### Stated problem
Transcribe everything in the data word for word. Pictures are left out.

+ + + +

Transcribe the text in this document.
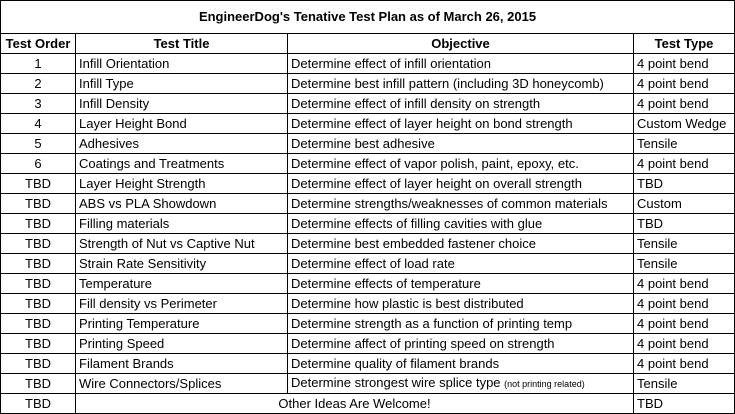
EngineerDog's Tenative Test Plan as of March 26, 2015			
Test Order	Test Title	Objective	Test Type
1	Infill Orientation	Determine effect of infill orientation	4 point bend
2	Infill Type	Determine best infill pattern (including 3D honeycomb)	4 point bend
3	Infill Density	Determine effect of infill density on strength	4 point bend
4	Layer Height Bond	Determine effect of layer height on bond strength	Custom Wedge
5	Adhesives	Determine best adhesive	Tensile
6	Coatings and Treatments	Determine effect of vapor polish, paint, epoxy, etc.	4 point bend
TBD	Layer Height Strength	Determine effect of layer height on overall strength	TBD
TBD	ABS vs PLA Showdown	Determine strengths/weaknesses of common materials	Custom
TBD	Filling materials	Determine effects of filling cavities with glue	TBD
TBD	Strength of Nut vs Captive Nut	Determine best embedded fastener choice	Tensile
TBD	Strain Rate Sensitivity	Determine effect of load rate	Tensile
TBD	Temperature	Determine effects of temperature	4 point bend
TBD	Fill density vs Perimeter	Determine how plastic is best distributed	4 point bend
TBD	Printing Temperature	Determine strength as a function of printing temp	4 point bend
TBD	Printing Speed	Determine affect of printing speed on strength	4 point bend
TBD	Filament Brands	Determine quality of filament brands	4 point bend
TBD	Wire Connectors/Splices	Determine strongest wire splice type (not printing related)	Tensile
TBD	Other Ideas Are Welcome!		TBD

+ + + +

### Task answer
Transcribe the text in this document.
EngineerDog's Tenative Test Plan as of March 26, 2015			
Test Order	Test Title	Objective	Test Type
1	Infill Orientation	Determine effect of infill orientation	4 point bend
2	Infill Type	Determine best infill pattern (including 3D honeycomb)	4 point bend
3	Infill Density	Determine effect of infill density on strength	4 point bend
4	Layer Height Bond	Determine effect of layer height on bond strength	Custom Wedge
5	Adhesives	Determine best adhesive	Tensile
6	Coatings and Treatments	Determine effect of vapor polish, paint, epoxy, etc.	4 point bend
TBD	Layer Height Strength	Determine effect of layer height on overall strength	TBD
TBD	ABS vs PLA Showdown	Determine strengths/weaknesses of common materials	Custom
TBD	Filling materials	Determine effects of filling cavities with glue	TBD
TBD	Strength of Nut vs Captive Nut	Determine best embedded fastener choice	Tensile
TBD	Strain Rate Sensitivity	Determine effect of load rate	Tensile
TBD	Temperature	Determine effects of temperature	4 point bend
TBD	Fill density vs Perimeter	Determine how plastic is best distributed	4 point bend
TBD	Printing Temperature	Determine strength as a function of printing temp	4 point bend
TBD	Printing Speed	Determine affect of printing speed on strength	4 point bend
TBD	Filament Brands	Determine quality of filament brands	4 point bend
TBD	Wire Connectors/Splices	Determine strongest wire splice type (not printing related)	Tensile
TBD	Other Ideas Are Welcome!		TBD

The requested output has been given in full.